** start Dataset **
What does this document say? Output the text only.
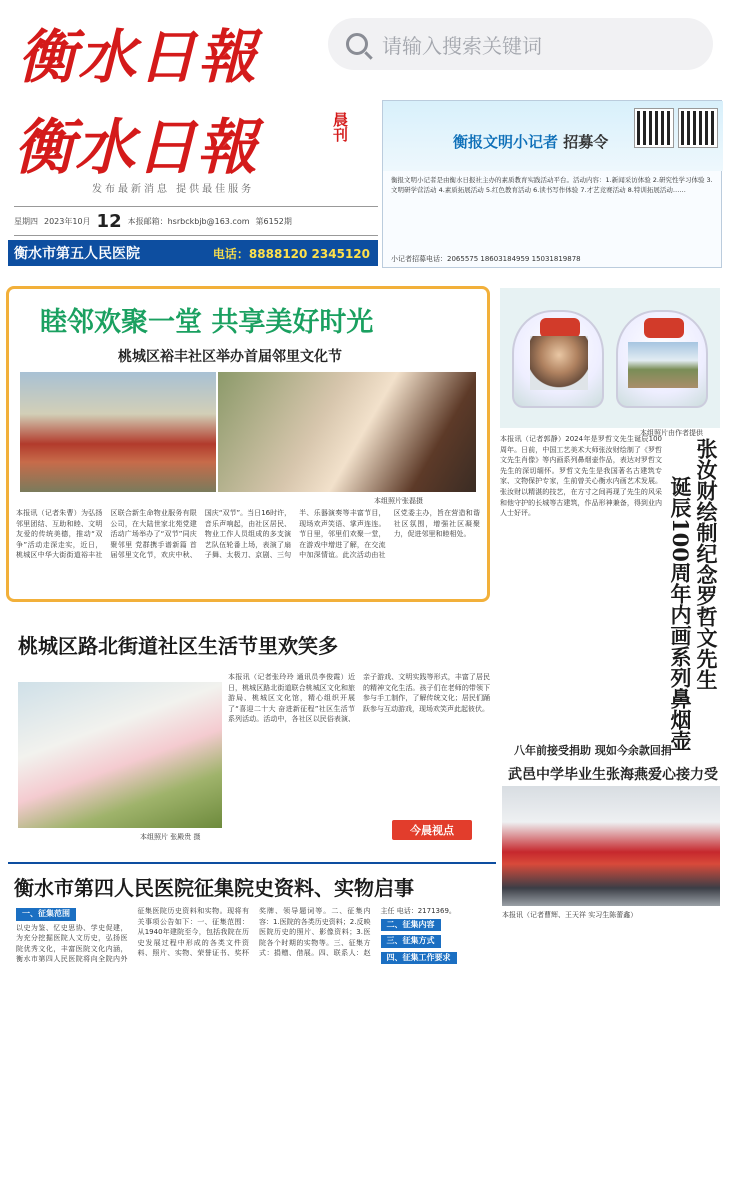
衡水日報	请输入搜索关键词
衡水日報	晨刊
发布最新消息 提供最佳服务
星期四 2023年10月 12 本报邮箱：hsrbckbjb@163.com 第6152期
衡水市第五人民医院	电话：8888120 2345120
衡报文明小记者 招募令
衡报文明小记者是由衡水日报社主办的素质教育实践活动平台。活动内容：1.新闻采访体验 2.研究性学习体验 3.文明研学营活动 4.素质拓展活动 5.红色教育活动 6.读书写作体验 7.才艺竞赛活动 8.特训拓展活动……
小记者招募电话：2065575 18603184959 15031819878
睦邻欢聚一堂 共享美好时光
桃城区裕丰社区举办首届邻里文化节
本组照片张磊摄
本报讯（记者朱曹）为弘扬邻里团结、互助和睦、文明友爱的传统美德，推动“双争”活动走深走实，近日，桃城区中华大街街道裕丰社区联合新生命物业服务有限公司，在大陆世家北苑党建活动广场举办了“双节”同庆聚邻里 党群携手谱新篇 首届邻里文化节，欢庆中秋、国庆“双节”。当日16时许，音乐声响起，由社区居民、物业工作人员组成的多支演艺队伍轮番上场，表演了扇子舞、太极刀、京剧、三句半、乐器演奏等丰富节目，现场欢声笑语、掌声连连。节日里，邻里们欢聚一堂，在游戏中增进了解，在交流中加深情谊。此次活动由社区党委主办，旨在营造和谐社区氛围，增强社区凝聚力，促进邻里和睦相处。
桃城区路北街道社区生活节里欢笑多
本组照片 张殿贵 摄
本报讯（记者张玲玲 通讯员李俊霞）近日，桃城区路北街道联合桃城区文化和旅游局、桃城区文化馆，精心组织开展了“喜迎二十大 奋进新征程”社区生活节系列活动。活动中，各社区以民俗表演、亲子游戏、文明实践等形式，丰富了居民的精神文化生活。孩子们在老师的带领下参与手工制作，了解传统文化；居民们踊跃参与互动游戏，现场欢笑声此起彼伏。
今晨视点
本组照片由作者提供
张汝财绘制纪念罗哲文先生
诞辰100周年内画系列鼻烟壶
本报讯（记者郭静）2024年是罗哲文先生诞辰100周年。日前，中国工艺美术大师张汝财绘制了《罗哲文先生肖像》等内画系列鼻烟壶作品，表达对罗哲文先生的深切缅怀。罗哲文先生是我国著名古建筑专家、文物保护专家，生前曾关心衡水内画艺术发展。张汝财以精湛的技艺，在方寸之间再现了先生的风采和他守护的长城等古建筑，作品形神兼备，得到业内人士好评。
八年前接受捐助 现如今余款回捐
武邑中学毕业生张海燕爱心接力受
本报讯（记者曹辉、王天祥 实习生陈蕾鑫）
衡水市第四人民医院征集院史资料、实物启事
一、征集范围
以史为鉴、忆史思协、学史促建，为充分挖掘医院人文历史，弘扬医院优秀文化，丰富医院文化内涵，衡水市第四人民医院将向全院内外征集医院历史资料和实物。现将有关事项公告如下：一、征集范围：从1940年建院至今，包括我院在历史发展过程中形成的各类文件资料、照片、实物、荣誉证书、奖杯奖牌、领导题词等。二、征集内容：1.医院的各类历史资料；2.反映医院历史的照片、影像资料；3.医院各个时期的实物等。三、征集方式：捐赠、借展。四、联系人：赵主任 电话：2171369。
二、征集内容
三、征集方式
四、征集工作要求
** end Dataset **
Goal: Copy each line in full and exactly, omitting any picture.

Response to the exercise:
What does this document say? Output the text only.
衡水日報	请输入搜索关键词
衡水日報	晨刊
发布最新消息 提供最佳服务
星期四 2023年10月 12 本报邮箱：hsrbckbjb@163.com 第6152期
衡水市第五人民医院	电话：8888120 2345120
衡报文明小记者 招募令
衡报文明小记者是由衡水日报社主办的素质教育实践活动平台。活动内容：1.新闻采访体验 2.研究性学习体验 3.文明研学营活动 4.素质拓展活动 5.红色教育活动 6.读书写作体验 7.才艺竞赛活动 8.特训拓展活动……
小记者招募电话：2065575 18603184959 15031819878
睦邻欢聚一堂 共享美好时光
桃城区裕丰社区举办首届邻里文化节
本组照片张磊摄
本报讯（记者朱曹）为弘扬邻里团结、互助和睦、文明友爱的传统美德，推动“双争”活动走深走实，近日，桃城区中华大街街道裕丰社区联合新生命物业服务有限公司，在大陆世家北苑党建活动广场举办了“双节”同庆聚邻里 党群携手谱新篇 首届邻里文化节，欢庆中秋、国庆“双节”。当日16时许，音乐声响起，由社区居民、物业工作人员组成的多支演艺队伍轮番上场，表演了扇子舞、太极刀、京剧、三句半、乐器演奏等丰富节目，现场欢声笑语、掌声连连。节日里，邻里们欢聚一堂，在游戏中增进了解，在交流中加深情谊。此次活动由社区党委主办，旨在营造和谐社区氛围，增强社区凝聚力，促进邻里和睦相处。
桃城区路北街道社区生活节里欢笑多
本组照片 张殿贵 摄
本报讯（记者张玲玲 通讯员李俊霞）近日，桃城区路北街道联合桃城区文化和旅游局、桃城区文化馆，精心组织开展了“喜迎二十大 奋进新征程”社区生活节系列活动。活动中，各社区以民俗表演、亲子游戏、文明实践等形式，丰富了居民的精神文化生活。孩子们在老师的带领下参与手工制作，了解传统文化；居民们踊跃参与互动游戏，现场欢笑声此起彼伏。
今晨视点
本组照片由作者提供
张汝财绘制纪念罗哲文先生
诞辰100周年内画系列鼻烟壶
本报讯（记者郭静）2024年是罗哲文先生诞辰100周年。日前，中国工艺美术大师张汝财绘制了《罗哲文先生肖像》等内画系列鼻烟壶作品，表达对罗哲文先生的深切缅怀。罗哲文先生是我国著名古建筑专家、文物保护专家，生前曾关心衡水内画艺术发展。张汝财以精湛的技艺，在方寸之间再现了先生的风采和他守护的长城等古建筑，作品形神兼备，得到业内人士好评。
八年前接受捐助 现如今余款回捐
武邑中学毕业生张海燕爱心接力受
本报讯（记者曹辉、王天祥 实习生陈蕾鑫）
衡水市第四人民医院征集院史资料、实物启事
一、征集范围
以史为鉴、忆史思协、学史促建，为充分挖掘医院人文历史，弘扬医院优秀文化，丰富医院文化内涵，衡水市第四人民医院将向全院内外征集医院历史资料和实物。现将有关事项公告如下：一、征集范围：从1940年建院至今，包括我院在历史发展过程中形成的各类文件资料、照片、实物、荣誉证书、奖杯奖牌、领导题词等。二、征集内容：1.医院的各类历史资料；2.反映医院历史的照片、影像资料；3.医院各个时期的实物等。三、征集方式：捐赠、借展。四、联系人：赵主任 电话：2171369。
二、征集内容
三、征集方式
四、征集工作要求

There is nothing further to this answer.